WHAT IS EXPECTED:
Rewrite every line of the material below as a numbered list, omitting any blank lines.

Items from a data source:
━━━━━━━━━━

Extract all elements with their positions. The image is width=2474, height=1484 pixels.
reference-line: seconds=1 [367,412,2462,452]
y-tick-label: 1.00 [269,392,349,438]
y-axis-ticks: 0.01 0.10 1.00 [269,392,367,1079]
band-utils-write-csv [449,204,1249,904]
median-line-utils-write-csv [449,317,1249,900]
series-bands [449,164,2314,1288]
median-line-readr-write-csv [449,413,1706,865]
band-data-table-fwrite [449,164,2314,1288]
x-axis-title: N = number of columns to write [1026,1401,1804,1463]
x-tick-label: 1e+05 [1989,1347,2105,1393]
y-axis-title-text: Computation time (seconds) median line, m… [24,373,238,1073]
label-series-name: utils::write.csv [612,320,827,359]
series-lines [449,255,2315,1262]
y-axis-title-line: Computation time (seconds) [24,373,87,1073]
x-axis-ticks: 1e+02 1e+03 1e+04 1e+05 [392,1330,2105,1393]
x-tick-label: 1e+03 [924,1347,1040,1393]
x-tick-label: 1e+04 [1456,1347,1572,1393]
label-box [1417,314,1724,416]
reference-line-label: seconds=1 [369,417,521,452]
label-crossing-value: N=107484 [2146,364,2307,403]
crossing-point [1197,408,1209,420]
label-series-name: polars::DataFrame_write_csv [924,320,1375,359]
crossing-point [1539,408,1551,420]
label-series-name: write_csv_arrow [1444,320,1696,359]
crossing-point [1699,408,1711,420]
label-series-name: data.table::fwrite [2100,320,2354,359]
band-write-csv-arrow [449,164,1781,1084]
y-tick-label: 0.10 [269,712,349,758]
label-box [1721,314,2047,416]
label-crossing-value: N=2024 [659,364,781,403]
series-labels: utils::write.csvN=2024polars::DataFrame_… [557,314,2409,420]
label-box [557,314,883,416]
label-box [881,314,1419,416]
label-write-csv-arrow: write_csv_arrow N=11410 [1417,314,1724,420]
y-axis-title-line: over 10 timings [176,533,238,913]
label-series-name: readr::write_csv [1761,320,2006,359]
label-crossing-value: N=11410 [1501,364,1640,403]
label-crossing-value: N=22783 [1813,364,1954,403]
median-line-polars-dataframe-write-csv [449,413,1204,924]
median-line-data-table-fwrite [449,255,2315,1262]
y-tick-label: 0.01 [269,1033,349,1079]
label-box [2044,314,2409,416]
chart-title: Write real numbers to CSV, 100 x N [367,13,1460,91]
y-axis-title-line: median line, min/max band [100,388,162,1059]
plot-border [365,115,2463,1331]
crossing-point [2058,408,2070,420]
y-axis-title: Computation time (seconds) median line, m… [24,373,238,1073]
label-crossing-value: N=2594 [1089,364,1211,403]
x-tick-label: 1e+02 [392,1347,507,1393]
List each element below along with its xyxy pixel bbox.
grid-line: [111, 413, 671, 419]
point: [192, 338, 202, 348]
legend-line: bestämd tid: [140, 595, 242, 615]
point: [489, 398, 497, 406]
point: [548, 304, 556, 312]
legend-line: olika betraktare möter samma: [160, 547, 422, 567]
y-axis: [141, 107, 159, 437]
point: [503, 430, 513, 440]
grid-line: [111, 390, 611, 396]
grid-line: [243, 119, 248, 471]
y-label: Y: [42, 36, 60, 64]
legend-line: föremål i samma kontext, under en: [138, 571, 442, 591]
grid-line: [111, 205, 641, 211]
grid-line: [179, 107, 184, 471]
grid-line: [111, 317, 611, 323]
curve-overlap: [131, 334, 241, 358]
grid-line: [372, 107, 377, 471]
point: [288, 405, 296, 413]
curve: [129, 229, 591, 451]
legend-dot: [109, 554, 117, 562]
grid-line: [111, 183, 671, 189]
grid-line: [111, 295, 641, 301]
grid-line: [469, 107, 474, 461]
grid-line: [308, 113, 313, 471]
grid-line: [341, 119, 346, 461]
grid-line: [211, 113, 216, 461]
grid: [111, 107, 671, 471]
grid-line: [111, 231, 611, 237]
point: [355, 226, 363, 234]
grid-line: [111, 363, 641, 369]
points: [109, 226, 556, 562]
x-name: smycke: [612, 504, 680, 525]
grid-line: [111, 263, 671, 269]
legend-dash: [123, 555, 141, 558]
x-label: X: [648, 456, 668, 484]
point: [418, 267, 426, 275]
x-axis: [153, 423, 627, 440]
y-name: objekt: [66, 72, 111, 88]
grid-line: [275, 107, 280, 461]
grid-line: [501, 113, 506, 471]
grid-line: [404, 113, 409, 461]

━━━━━━━━━━

WRITTEN SOLUTION:
1. Extract all elements with their positions. The image is width=2474, height=1484 pixels.
2. reference-line: seconds=1 [367,412,2462,452]
3. y-tick-label: 1.00 [269,392,349,438]
4. y-axis-ticks: 0.01 0.10 1.00 [269,392,367,1079]
5. band-utils-write-csv [449,204,1249,904]
6. median-line-utils-write-csv [449,317,1249,900]
7. series-bands [449,164,2314,1288]
8. median-line-readr-write-csv [449,413,1706,865]
9. band-data-table-fwrite [449,164,2314,1288]
10. x-axis-title: N = number of columns to write [1026,1401,1804,1463]
11. x-tick-label: 1e+05 [1989,1347,2105,1393]
12. y-axis-title-text: Computation time (seconds) median line, m… [24,373,238,1073]
13. label-series-name: utils::write.csv [612,320,827,359]
14. series-lines [449,255,2315,1262]
15. y-axis-title-line: Computation time (seconds) [24,373,87,1073]
16. x-axis-ticks: 1e+02 1e+03 1e+04 1e+05 [392,1330,2105,1393]
17. x-tick-label: 1e+03 [924,1347,1040,1393]
18. x-tick-label: 1e+04 [1456,1347,1572,1393]
19. label-box [1417,314,1724,416]
20. reference-line-label: seconds=1 [369,417,521,452]
21. label-crossing-value: N=107484 [2146,364,2307,403]
22. crossing-point [1197,408,1209,420]
23. label-series-name: polars::DataFrame_write_csv [924,320,1375,359]
24. crossing-point [1539,408,1551,420]
25. label-series-name: write_csv_arrow [1444,320,1696,359]
26. crossing-point [1699,408,1711,420]
27. label-series-name: data.table::fwrite [2100,320,2354,359]
28. band-write-csv-arrow [449,164,1781,1084]
29. y-tick-label: 0.10 [269,712,349,758]
30. label-box [1721,314,2047,416]
31. label-crossing-value: N=2024 [659,364,781,403]
32. series-labels: utils::write.csvN=2024polars::DataFrame_… [557,314,2409,420]
33. label-box [557,314,883,416]
34. label-box [881,314,1419,416]
35. label-write-csv-arrow: write_csv_arrow N=11410 [1417,314,1724,420]
36. y-axis-title-line: over 10 timings [176,533,238,913]
37. label-series-name: readr::write_csv [1761,320,2006,359]
38. label-crossing-value: N=11410 [1501,364,1640,403]
39. label-crossing-value: N=22783 [1813,364,1954,403]
40. median-line-polars-dataframe-write-csv [449,413,1204,924]
41. median-line-data-table-fwrite [449,255,2315,1262]
42. y-tick-label: 0.01 [269,1033,349,1079]
43. label-box [2044,314,2409,416]
44. chart-title: Write real numbers to CSV, 100 x N [367,13,1460,91]
45. y-axis-title-line: median line, min/max band [100,388,162,1059]
46. plot-border [365,115,2463,1331]
47. crossing-point [2058,408,2070,420]
48. y-axis-title: Computation time (seconds) median line, m… [24,373,238,1073]
49. label-crossing-value: N=2594 [1089,364,1211,403]
50. x-tick-label: 1e+02 [392,1347,507,1393]
51. List each element below along with its xyxy pixel bbox.
52. grid-line: [111, 413, 671, 419]
53. point: [192, 338, 202, 348]
54. legend-line: bestämd tid: [140, 595, 242, 615]
55. point: [489, 398, 497, 406]
56. point: [548, 304, 556, 312]
57. legend-line: olika betraktare möter samma: [160, 547, 422, 567]
58. y-axis: [141, 107, 159, 437]
59. point: [503, 430, 513, 440]
60. grid-line: [111, 390, 611, 396]
61. grid-line: [243, 119, 248, 471]
62. y-label: Y: [42, 36, 60, 64]
63. legend-line: föremål i samma kontext, under en: [138, 571, 442, 591]
64. grid-line: [111, 205, 641, 211]
65. grid-line: [179, 107, 184, 471]
66. grid-line: [111, 317, 611, 323]
67. curve-overlap: [131, 334, 241, 358]
68. grid-line: [372, 107, 377, 471]
69. point: [288, 405, 296, 413]
70. curve: [129, 229, 591, 451]
71. legend-dot: [109, 554, 117, 562]
72. grid-line: [111, 183, 671, 189]
73. grid-line: [111, 295, 641, 301]
74. grid-line: [469, 107, 474, 461]
75. grid-line: [308, 113, 313, 471]
76. grid-line: [341, 119, 346, 461]
77. grid-line: [211, 113, 216, 461]
78. grid: [111, 107, 671, 471]
79. grid-line: [111, 231, 611, 237]
80. point: [355, 226, 363, 234]
81. grid-line: [111, 363, 641, 369]
82. points: [109, 226, 556, 562]
83. x-name: smycke: [612, 504, 680, 525]
84. grid-line: [111, 263, 671, 269]
85. legend-dash: [123, 555, 141, 558]
86. x-label: X: [648, 456, 668, 484]
87. point: [418, 267, 426, 275]
88. x-axis: [153, 423, 627, 440]
89. y-name: objekt: [66, 72, 111, 88]
90. grid-line: [275, 107, 280, 461]
91. grid-line: [501, 113, 506, 471]
92. grid-line: [404, 113, 409, 461]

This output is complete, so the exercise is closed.